WHAT TO WORK ON: Copy the rows below word for word, leaving out any pictures.

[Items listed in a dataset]
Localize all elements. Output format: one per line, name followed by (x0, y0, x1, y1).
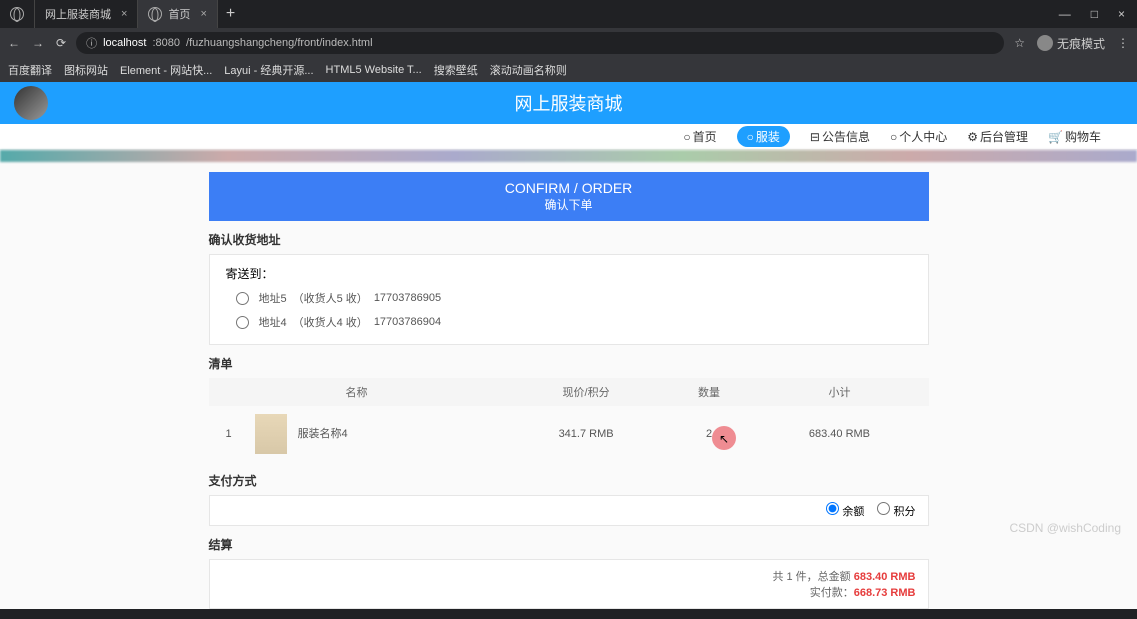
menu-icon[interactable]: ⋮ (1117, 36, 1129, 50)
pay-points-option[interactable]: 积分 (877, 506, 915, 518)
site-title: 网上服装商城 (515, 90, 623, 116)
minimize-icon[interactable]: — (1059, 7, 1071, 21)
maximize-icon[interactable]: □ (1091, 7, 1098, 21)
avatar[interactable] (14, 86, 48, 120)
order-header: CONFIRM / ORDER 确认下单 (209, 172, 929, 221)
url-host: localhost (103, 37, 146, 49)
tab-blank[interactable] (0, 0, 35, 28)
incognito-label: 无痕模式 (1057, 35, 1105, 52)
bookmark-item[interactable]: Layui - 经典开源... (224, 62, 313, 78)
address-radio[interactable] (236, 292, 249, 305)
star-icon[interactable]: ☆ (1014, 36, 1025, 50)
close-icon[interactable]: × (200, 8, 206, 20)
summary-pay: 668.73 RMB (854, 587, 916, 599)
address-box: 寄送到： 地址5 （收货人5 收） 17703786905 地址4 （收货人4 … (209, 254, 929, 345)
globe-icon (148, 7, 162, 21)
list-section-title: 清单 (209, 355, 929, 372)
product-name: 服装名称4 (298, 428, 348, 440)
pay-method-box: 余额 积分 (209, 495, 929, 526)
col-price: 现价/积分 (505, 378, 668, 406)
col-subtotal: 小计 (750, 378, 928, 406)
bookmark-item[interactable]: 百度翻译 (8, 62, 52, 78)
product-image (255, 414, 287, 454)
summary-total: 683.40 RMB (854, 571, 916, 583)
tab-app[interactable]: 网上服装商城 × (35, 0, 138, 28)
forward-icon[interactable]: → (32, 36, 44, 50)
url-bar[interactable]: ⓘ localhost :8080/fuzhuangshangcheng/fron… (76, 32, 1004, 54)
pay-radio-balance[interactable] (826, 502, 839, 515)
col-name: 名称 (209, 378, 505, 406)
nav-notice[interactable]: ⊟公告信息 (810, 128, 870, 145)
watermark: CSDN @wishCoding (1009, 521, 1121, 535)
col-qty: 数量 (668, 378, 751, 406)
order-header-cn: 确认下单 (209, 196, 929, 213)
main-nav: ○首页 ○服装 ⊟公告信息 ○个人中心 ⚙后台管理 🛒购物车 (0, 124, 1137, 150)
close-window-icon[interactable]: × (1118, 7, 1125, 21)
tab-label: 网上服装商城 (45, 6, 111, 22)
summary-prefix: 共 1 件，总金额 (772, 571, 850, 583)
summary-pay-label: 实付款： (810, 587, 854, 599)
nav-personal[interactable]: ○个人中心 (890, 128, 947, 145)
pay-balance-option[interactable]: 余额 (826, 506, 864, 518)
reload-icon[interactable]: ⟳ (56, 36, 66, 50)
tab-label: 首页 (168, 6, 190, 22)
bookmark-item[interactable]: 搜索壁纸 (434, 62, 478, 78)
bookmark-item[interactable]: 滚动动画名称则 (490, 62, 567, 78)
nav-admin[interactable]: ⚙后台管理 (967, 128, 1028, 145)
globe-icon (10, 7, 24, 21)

THE RESULT:
Localize all elements. Output format: one per line, name followed by (x0, y0, x1, y1).
menu-icon[interactable]: ⋮ (1117, 36, 1129, 50)
pay-points-option[interactable]: 积分 (877, 506, 915, 518)
site-title: 网上服装商城 (515, 90, 623, 116)
minimize-icon[interactable]: — (1059, 7, 1071, 21)
maximize-icon[interactable]: □ (1091, 7, 1098, 21)
avatar[interactable] (14, 86, 48, 120)
order-header: CONFIRM / ORDER 确认下单 (209, 172, 929, 221)
url-host: localhost (103, 37, 146, 49)
tab-blank[interactable] (0, 0, 35, 28)
incognito-label: 无痕模式 (1057, 35, 1105, 52)
bookmark-item[interactable]: Layui - 经典开源... (224, 62, 313, 78)
address-radio[interactable] (236, 292, 249, 305)
star-icon[interactable]: ☆ (1014, 36, 1025, 50)
close-icon[interactable]: × (200, 8, 206, 20)
summary-pay: 668.73 RMB (854, 587, 916, 599)
address-box: 寄送到： 地址5 （收货人5 收） 17703786905 地址4 （收货人4 … (209, 254, 929, 345)
globe-icon (148, 7, 162, 21)
list-section-title: 清单 (209, 355, 929, 372)
product-name: 服装名称4 (298, 428, 348, 440)
pay-method-box: 余额 积分 (209, 495, 929, 526)
col-price: 现价/积分 (505, 378, 668, 406)
col-subtotal: 小计 (750, 378, 928, 406)
bookmark-item[interactable]: 百度翻译 (8, 62, 52, 78)
product-image (255, 414, 287, 454)
summary-total: 683.40 RMB (854, 571, 916, 583)
tab-app[interactable]: 网上服装商城 × (35, 0, 138, 28)
forward-icon[interactable]: → (32, 36, 44, 50)
url-bar[interactable]: ⓘ localhost :8080/fuzhuangshangcheng/fron… (76, 32, 1004, 54)
pay-radio-balance[interactable] (826, 502, 839, 515)
col-name: 名称 (209, 378, 505, 406)
nav-notice[interactable]: ⊟公告信息 (810, 128, 870, 145)
watermark: CSDN @wishCoding (1009, 521, 1121, 535)
col-qty: 数量 (668, 378, 751, 406)
order-header-cn: 确认下单 (209, 196, 929, 213)
main-nav: ○首页 ○服装 ⊟公告信息 ○个人中心 ⚙后台管理 🛒购物车 (0, 124, 1137, 150)
close-window-icon[interactable]: × (1118, 7, 1125, 21)
tab-label: 网上服装商城 (45, 6, 111, 22)
summary-prefix: 共 1 件，总金额 (772, 571, 850, 583)
summary-pay-label: 实付款： (810, 587, 854, 599)
nav-personal[interactable]: ○个人中心 (890, 128, 947, 145)
pay-balance-option[interactable]: 余额 (826, 506, 864, 518)
reload-icon[interactable]: ⟳ (56, 36, 66, 50)
tab-label: 首页 (168, 6, 190, 22)
bookmark-item[interactable]: 搜索壁纸 (434, 62, 478, 78)
bookmark-item[interactable]: 滚动动画名称则 (490, 62, 567, 78)
nav-admin[interactable]: ⚙后台管理 (967, 128, 1028, 145)
globe-icon (10, 7, 24, 21)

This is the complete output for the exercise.